Goal: Of all the lines in this data, how many include "Veredelungen"? Respond with the number only.
* BEGIN *
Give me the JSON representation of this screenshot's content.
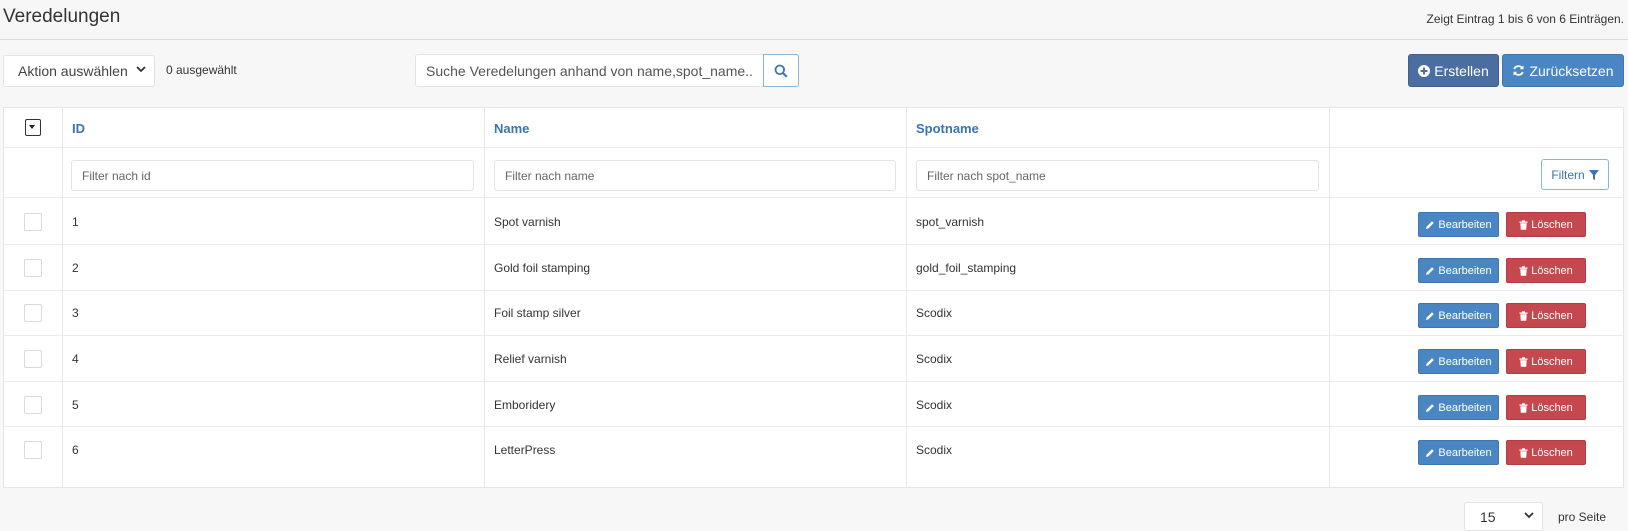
{
  "page": {
    "title": "Veredelungen",
    "summary": "Zeigt Eintrag 1 bis 6 von 6 Einträgen."
  },
  "toolbar": {
    "action_select": "Aktion auswählen",
    "selected_count": "0 ausgewählt",
    "search_placeholder": "Suche Veredelungen anhand von name,spot_name...",
    "create_label": "Erstellen",
    "reset_label": "Zurücksetzen"
  },
  "table": {
    "columns": [
      "ID",
      "Name",
      "Spotname"
    ],
    "filters": {
      "id_placeholder": "Filter nach id",
      "name_placeholder": "Filter nach name",
      "spot_placeholder": "Filter nach spot_name",
      "filter_button": "Filtern"
    },
    "edit_label": "Bearbeiten",
    "delete_label": "Löschen",
    "rows": [
      {
        "id": "1",
        "name": "Spot varnish",
        "spotname": "spot_varnish"
      },
      {
        "id": "2",
        "name": "Gold foil stamping",
        "spotname": "gold_foil_stamping"
      },
      {
        "id": "3",
        "name": "Foil stamp silver",
        "spotname": "Scodix"
      },
      {
        "id": "4",
        "name": "Relief varnish",
        "spotname": "Scodix"
      },
      {
        "id": "5",
        "name": "Emboridery",
        "spotname": "Scodix"
      },
      {
        "id": "6",
        "name": "LetterPress",
        "spotname": "Scodix"
      }
    ]
  },
  "pagination": {
    "per_page_value": "15",
    "per_page_label": "pro Seite"
  },
  "icons": {
    "search": "search-icon",
    "create": "plus-circle-icon",
    "reset": "refresh-icon",
    "filter": "filter-icon",
    "edit": "pencil-icon",
    "delete": "trash-icon",
    "dropdown": "chevron-down-icon"
  },
  "colors": {
    "link_blue": "#3a74b0",
    "create_bg": "#4a6ea0",
    "primary_bg": "#4a86c3",
    "danger_bg": "#c6484f"
  }
}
* END *
Task response: 2